▶ **Data extract**
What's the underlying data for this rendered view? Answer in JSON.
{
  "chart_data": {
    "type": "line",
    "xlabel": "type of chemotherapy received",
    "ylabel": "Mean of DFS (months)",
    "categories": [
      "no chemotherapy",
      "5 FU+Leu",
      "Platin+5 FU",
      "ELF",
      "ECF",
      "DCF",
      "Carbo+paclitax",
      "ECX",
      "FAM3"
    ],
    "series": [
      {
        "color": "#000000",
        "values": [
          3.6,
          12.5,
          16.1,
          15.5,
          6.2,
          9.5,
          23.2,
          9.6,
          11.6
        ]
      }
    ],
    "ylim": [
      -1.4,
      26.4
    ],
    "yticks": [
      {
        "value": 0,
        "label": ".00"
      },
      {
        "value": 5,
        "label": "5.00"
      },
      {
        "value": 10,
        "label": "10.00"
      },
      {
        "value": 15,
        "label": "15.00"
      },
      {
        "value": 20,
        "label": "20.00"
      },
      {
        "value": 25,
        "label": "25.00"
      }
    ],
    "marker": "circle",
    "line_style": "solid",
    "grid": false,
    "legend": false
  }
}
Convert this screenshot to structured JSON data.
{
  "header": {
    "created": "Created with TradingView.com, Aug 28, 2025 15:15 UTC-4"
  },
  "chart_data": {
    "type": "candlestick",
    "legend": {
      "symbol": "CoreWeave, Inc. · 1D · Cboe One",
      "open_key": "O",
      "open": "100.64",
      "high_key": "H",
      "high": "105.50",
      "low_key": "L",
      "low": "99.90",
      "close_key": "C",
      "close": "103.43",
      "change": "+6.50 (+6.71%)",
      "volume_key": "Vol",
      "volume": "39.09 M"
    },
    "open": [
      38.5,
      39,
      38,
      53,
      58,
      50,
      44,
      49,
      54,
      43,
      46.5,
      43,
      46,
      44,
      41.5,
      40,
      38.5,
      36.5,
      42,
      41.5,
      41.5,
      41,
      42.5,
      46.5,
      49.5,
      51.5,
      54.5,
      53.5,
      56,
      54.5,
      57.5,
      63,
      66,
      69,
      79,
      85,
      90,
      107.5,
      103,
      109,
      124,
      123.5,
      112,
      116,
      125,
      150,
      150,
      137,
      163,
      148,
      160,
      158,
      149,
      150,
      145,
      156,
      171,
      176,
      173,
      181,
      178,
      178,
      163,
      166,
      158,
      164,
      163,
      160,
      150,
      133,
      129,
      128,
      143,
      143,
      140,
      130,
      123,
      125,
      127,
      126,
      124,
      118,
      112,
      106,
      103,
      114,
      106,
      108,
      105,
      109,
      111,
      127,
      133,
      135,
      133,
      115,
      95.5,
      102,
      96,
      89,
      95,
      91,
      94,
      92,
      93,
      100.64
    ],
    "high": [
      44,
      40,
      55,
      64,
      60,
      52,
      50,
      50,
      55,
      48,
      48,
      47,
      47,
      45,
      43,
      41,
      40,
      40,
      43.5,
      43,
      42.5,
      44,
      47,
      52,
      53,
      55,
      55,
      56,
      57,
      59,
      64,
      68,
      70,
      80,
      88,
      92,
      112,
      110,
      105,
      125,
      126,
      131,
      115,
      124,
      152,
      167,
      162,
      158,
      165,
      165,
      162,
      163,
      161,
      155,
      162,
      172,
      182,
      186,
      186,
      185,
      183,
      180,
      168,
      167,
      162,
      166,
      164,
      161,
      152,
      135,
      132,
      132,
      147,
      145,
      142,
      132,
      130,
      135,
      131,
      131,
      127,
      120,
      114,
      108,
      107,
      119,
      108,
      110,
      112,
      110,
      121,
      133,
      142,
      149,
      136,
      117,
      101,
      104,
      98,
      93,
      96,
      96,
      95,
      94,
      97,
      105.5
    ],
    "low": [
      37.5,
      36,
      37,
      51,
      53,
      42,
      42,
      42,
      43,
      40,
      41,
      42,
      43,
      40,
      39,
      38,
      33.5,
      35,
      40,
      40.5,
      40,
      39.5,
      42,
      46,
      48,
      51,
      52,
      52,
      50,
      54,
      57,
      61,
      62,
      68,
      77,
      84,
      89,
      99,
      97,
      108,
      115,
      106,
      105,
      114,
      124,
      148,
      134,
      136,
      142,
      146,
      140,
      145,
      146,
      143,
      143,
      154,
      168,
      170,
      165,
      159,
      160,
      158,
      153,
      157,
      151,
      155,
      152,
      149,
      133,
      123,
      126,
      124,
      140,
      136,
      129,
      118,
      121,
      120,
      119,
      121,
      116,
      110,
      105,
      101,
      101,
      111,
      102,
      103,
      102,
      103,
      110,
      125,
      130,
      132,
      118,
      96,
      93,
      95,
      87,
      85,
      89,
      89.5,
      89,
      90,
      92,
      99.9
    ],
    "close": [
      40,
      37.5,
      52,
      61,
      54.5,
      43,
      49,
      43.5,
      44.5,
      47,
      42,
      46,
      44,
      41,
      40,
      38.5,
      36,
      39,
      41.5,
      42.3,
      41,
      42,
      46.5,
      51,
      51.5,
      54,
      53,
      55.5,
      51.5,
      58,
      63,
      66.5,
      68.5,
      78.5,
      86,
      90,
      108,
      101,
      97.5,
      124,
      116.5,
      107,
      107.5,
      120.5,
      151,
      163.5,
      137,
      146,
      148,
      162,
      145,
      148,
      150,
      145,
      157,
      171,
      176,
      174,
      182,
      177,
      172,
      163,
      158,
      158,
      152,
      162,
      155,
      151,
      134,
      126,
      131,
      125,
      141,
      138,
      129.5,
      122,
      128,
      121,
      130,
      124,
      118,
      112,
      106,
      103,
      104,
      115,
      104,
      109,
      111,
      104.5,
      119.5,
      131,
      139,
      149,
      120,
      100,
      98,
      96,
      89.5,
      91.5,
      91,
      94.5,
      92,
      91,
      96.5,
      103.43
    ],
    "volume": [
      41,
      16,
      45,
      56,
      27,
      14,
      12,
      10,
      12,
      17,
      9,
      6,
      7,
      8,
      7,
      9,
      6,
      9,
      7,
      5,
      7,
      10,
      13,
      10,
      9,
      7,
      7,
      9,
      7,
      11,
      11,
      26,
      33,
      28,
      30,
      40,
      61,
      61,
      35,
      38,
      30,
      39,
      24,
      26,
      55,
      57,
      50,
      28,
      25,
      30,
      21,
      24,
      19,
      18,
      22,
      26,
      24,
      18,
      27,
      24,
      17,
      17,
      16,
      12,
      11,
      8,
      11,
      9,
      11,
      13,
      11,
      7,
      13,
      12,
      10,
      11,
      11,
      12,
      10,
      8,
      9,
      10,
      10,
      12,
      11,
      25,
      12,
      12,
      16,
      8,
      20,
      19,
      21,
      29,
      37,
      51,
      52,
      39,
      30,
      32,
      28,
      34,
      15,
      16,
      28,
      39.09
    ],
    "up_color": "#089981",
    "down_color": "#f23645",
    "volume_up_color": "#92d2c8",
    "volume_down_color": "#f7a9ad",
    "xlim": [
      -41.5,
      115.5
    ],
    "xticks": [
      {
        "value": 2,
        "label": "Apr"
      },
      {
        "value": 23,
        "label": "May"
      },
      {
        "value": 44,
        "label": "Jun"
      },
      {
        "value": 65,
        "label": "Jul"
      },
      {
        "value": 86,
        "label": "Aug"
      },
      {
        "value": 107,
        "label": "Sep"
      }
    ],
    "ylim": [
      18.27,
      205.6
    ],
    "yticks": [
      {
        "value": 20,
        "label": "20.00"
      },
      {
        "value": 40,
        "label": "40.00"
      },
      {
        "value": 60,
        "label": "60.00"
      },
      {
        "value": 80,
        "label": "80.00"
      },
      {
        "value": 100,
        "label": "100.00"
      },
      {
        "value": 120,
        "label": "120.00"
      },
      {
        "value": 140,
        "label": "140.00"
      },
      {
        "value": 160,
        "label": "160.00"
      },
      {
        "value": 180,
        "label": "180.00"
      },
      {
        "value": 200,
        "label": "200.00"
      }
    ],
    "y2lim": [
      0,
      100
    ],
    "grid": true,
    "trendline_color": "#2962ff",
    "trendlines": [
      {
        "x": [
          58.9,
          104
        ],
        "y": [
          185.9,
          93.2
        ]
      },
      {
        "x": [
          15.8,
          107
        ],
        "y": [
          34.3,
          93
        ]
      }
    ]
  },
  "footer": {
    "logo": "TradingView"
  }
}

▶ **Written problem**
Each line in the listing above that contains "chemotherapy" should be copied.

▶ **Answer to this exercise**
    "xlabel": "type of chemotherapy received",
      "no chemotherapy",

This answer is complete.